[Start of Task material]
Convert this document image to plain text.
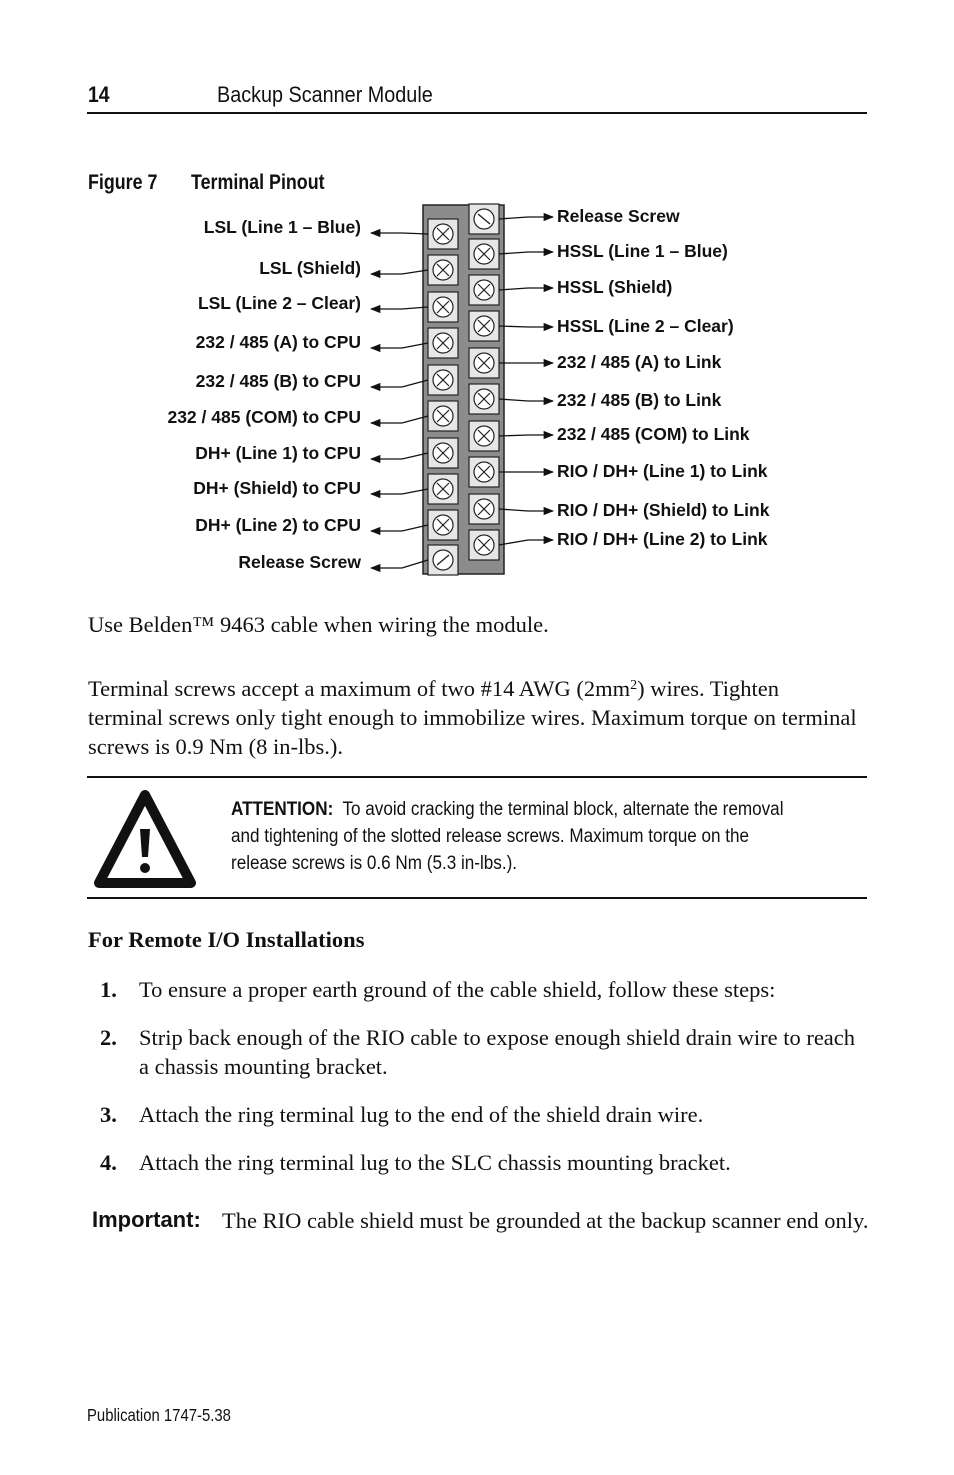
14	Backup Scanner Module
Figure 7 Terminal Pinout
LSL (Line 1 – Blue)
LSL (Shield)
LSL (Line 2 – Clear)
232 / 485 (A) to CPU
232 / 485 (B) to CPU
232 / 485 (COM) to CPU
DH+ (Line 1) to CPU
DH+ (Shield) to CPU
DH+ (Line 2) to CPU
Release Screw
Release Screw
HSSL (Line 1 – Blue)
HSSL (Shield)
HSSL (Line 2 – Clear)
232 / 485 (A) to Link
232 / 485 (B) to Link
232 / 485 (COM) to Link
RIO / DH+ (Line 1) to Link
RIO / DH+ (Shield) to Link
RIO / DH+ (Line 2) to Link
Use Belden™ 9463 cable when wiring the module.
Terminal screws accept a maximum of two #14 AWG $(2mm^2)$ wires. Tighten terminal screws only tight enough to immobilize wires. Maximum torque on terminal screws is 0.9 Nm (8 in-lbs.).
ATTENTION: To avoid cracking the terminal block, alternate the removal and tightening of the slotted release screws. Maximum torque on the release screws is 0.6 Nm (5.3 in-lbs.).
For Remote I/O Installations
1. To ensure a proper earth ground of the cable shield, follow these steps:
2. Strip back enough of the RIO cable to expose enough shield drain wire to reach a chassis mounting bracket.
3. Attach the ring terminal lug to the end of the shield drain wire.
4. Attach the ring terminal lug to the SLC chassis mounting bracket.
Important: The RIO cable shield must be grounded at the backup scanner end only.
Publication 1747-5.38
[End of Task material]
### Task instructions
Print every entry exactly as written, without the pictures.

### Written response
Convert this document image to plain text.
14	Backup Scanner Module
Figure 7 Terminal Pinout
LSL (Line 1 – Blue)
LSL (Shield)
LSL (Line 2 – Clear)
232 / 485 (A) to CPU
232 / 485 (B) to CPU
232 / 485 (COM) to CPU
DH+ (Line 1) to CPU
DH+ (Shield) to CPU
DH+ (Line 2) to CPU
Release Screw
Release Screw
HSSL (Line 1 – Blue)
HSSL (Shield)
HSSL (Line 2 – Clear)
232 / 485 (A) to Link
232 / 485 (B) to Link
232 / 485 (COM) to Link
RIO / DH+ (Line 1) to Link
RIO / DH+ (Shield) to Link
RIO / DH+ (Line 2) to Link
Use Belden™ 9463 cable when wiring the module.
Terminal screws accept a maximum of two #14 AWG $(2mm^2)$ wires. Tighten terminal screws only tight enough to immobilize wires. Maximum torque on terminal screws is 0.9 Nm (8 in-lbs.).
ATTENTION: To avoid cracking the terminal block, alternate the removal and tightening of the slotted release screws. Maximum torque on the release screws is 0.6 Nm (5.3 in-lbs.).
For Remote I/O Installations
1. To ensure a proper earth ground of the cable shield, follow these steps:
2. Strip back enough of the RIO cable to expose enough shield drain wire to reach a chassis mounting bracket.
3. Attach the ring terminal lug to the end of the shield drain wire.
4. Attach the ring terminal lug to the SLC chassis mounting bracket.
Important: The RIO cable shield must be grounded at the backup scanner end only.
Publication 1747-5.38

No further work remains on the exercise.